Input data ▸
---------------

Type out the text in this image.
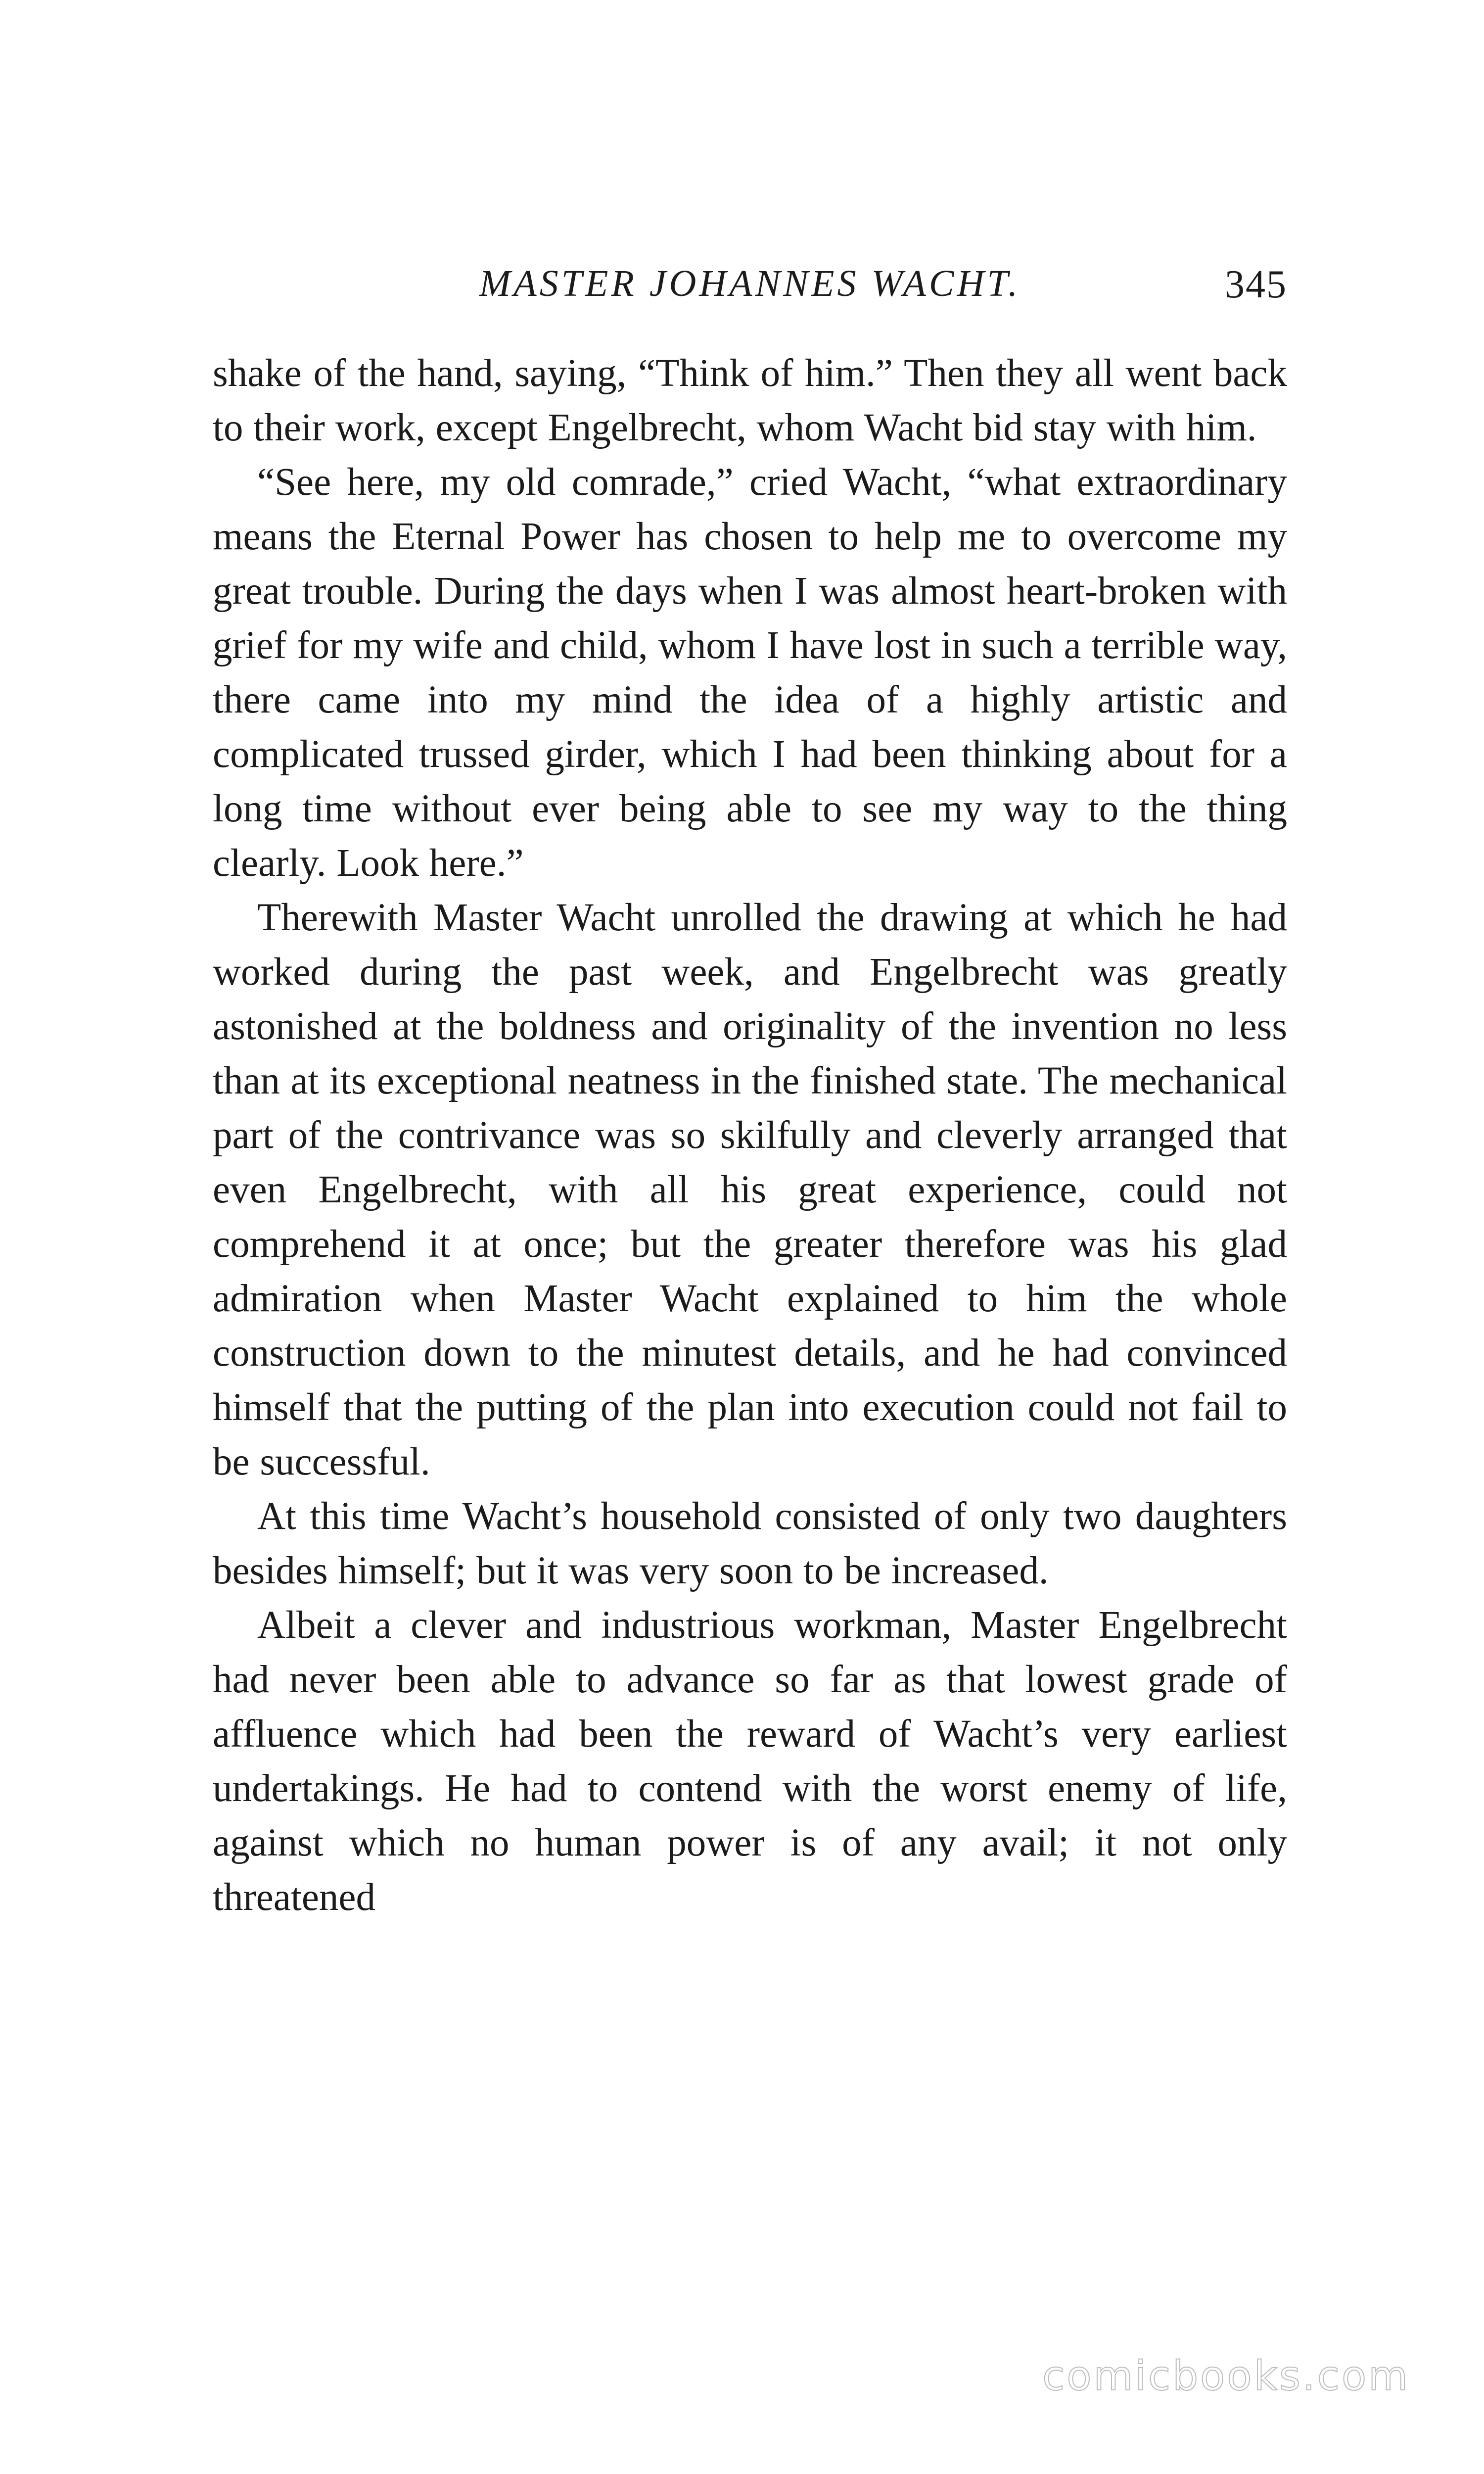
MASTER JOHANNES WACHT.	345

shake of the hand, saying, “Think of him.” Then they all went back to their work, except Engelbrecht, whom Wacht bid stay with him.

“See here, my old comrade,” cried Wacht, “what extraordinary means the Eternal Power has chosen to help me to overcome my great trouble. During the days when I was almost heart-broken with grief for my wife and child, whom I have lost in such a terrible way, there came into my mind the idea of a highly artistic and complicated trussed girder, which I had been thinking about for a long time without ever being able to see my way to the thing clearly. Look here.”

Therewith Master Wacht unrolled the drawing at which he had worked during the past week, and Engelbrecht was greatly astonished at the boldness and originality of the invention no less than at its exceptional neatness in the finished state. The mechanical part of the contrivance was so skilfully and cleverly arranged that even Engelbrecht, with all his great experience, could not comprehend it at once; but the greater therefore was his glad admiration when Master Wacht explained to him the whole construction down to the minutest details, and he had convinced himself that the putting of the plan into execution could not fail to be successful.

At this time Wacht’s household consisted of only two daughters besides himself; but it was very soon to be increased.

Albeit a clever and industrious workman, Master Engelbrecht had never been able to advance so far as that lowest grade of affluence which had been the reward of Wacht’s very earliest undertakings. He had to contend with the worst enemy of life, against which no human power is of any avail; it not only threatened

comicbooks.com
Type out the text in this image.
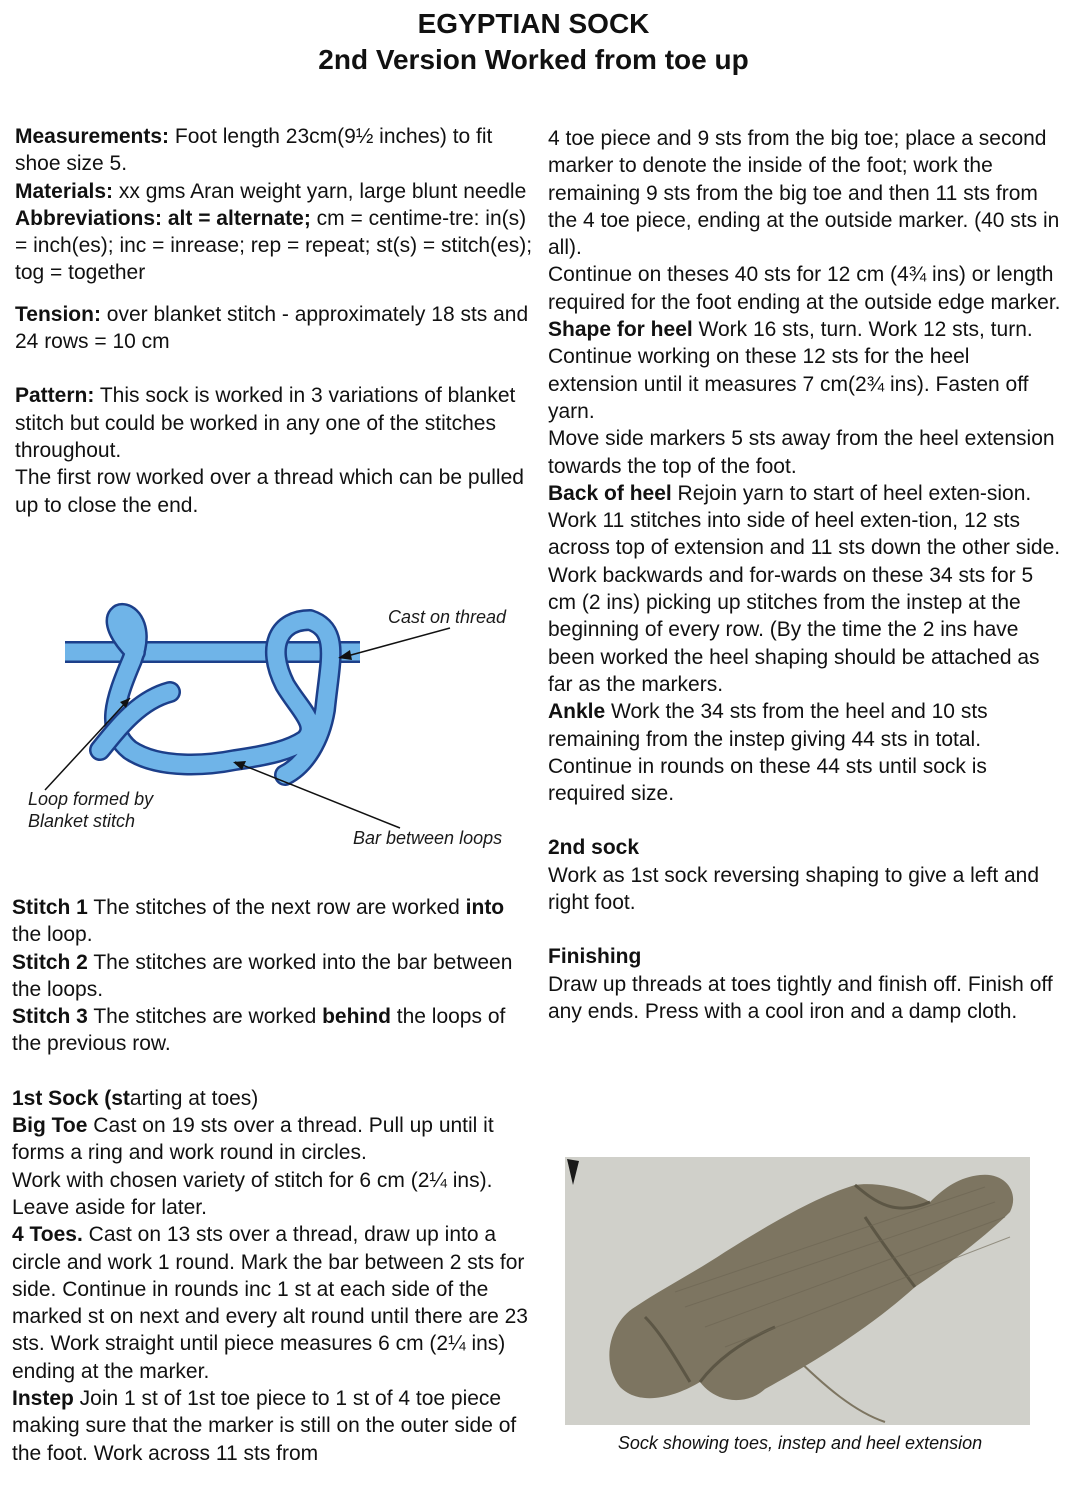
EGYPTIAN SOCK
2nd Version Worked from toe up

Measurements: Foot length 23cm(9½ inches) to fit shoe size 5.

Materials: xx gms Aran weight yarn, large blunt needle

Abbreviations: alt = alternate; cm = centime-tre: in(s) = inch(es); inc = inrease; rep = repeat; st(s) = stitch(es); tog = together

Tension: over blanket stitch - approximately 18 sts and 24 rows = 10 cm

Pattern: This sock is worked in 3 variations of blanket stitch but could be worked in any one of the stitches throughout.

The first row worked over a thread which can be pulled up to close the end.

Cast on thread
Loop formed by
Blanket stitch
Bar between loops

Stitch 1 The stitches of the next row are worked into the loop.

Stitch 2 The stitches are worked into the bar between the loops.

Stitch 3 The stitches are worked behind the loops of the previous row.

1st Sock (starting at toes)

Big Toe Cast on 19 sts over a thread. Pull up until it forms a ring and work round in circles.

Work with chosen variety of stitch for 6 cm (2¼ ins). Leave aside for later.

4 Toes. Cast on 13 sts over a thread, draw up into a circle and work 1 round. Mark the bar between 2 sts for side. Continue in rounds inc 1 st at each side of the marked st on next and every alt round until there are 23 sts. Work straight until piece measures 6 cm (2¼ ins) ending at the marker.

Instep Join 1 st of 1st toe piece to 1 st of 4 toe piece making sure that the marker is still on the outer side of the foot. Work across 11 sts from

4 toe piece and 9 sts from the big toe; place a second marker to denote the inside of the foot; work the remaining 9 sts from the big toe and then 11 sts from the 4 toe piece, ending at the outside marker. (40 sts in all).

Continue on theses 40 sts for 12 cm (4¾ ins) or length required for the foot ending at the outside edge marker.

Shape for heel Work 16 sts, turn. Work 12 sts, turn. Continue working on these 12 sts for the heel extension until it measures 7 cm(2¾ ins). Fasten off yarn.

Move side markers 5 sts away from the heel extension towards the top of the foot.

Back of heel Rejoin yarn to start of heel exten-sion. Work 11 stitches into side of heel exten-tion, 12 sts across top of extension and 11 sts down the other side. Work backwards and for-wards on these 34 sts for 5 cm (2 ins) picking up stitches from the instep at the beginning of every row. (By the time the 2 ins have been worked the heel shaping should be attached as far as the markers.

Ankle Work the 34 sts from the heel and 10 sts remaining from the instep giving 44 sts in total. Continue in rounds on these 44 sts until sock is required size.

2nd sock

Work as 1st sock reversing shaping to give a left and right foot.

Finishing

Draw up threads at toes tightly and finish off. Finish off any ends. Press with a cool iron and a damp cloth.

Sock showing toes, instep and heel extension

---------------

Exercise instructions ▸
Copy whichever lines in the listing above contain the word "shaping".

Solution to this task ▸
Back of heel Rejoin yarn to start of heel exten-sion. Work 11 stitches into side of heel exten-tion, 12 sts across top of extension and 11 sts down the other side. Work backwards and for-wards on these 34 sts for 5 cm (2 ins) picking up stitches from the instep at the beginning of every row. (By the time the 2 ins have been worked the heel shaping should be attached as far as the markers.
Work as 1st sock reversing shaping to give a left and right foot.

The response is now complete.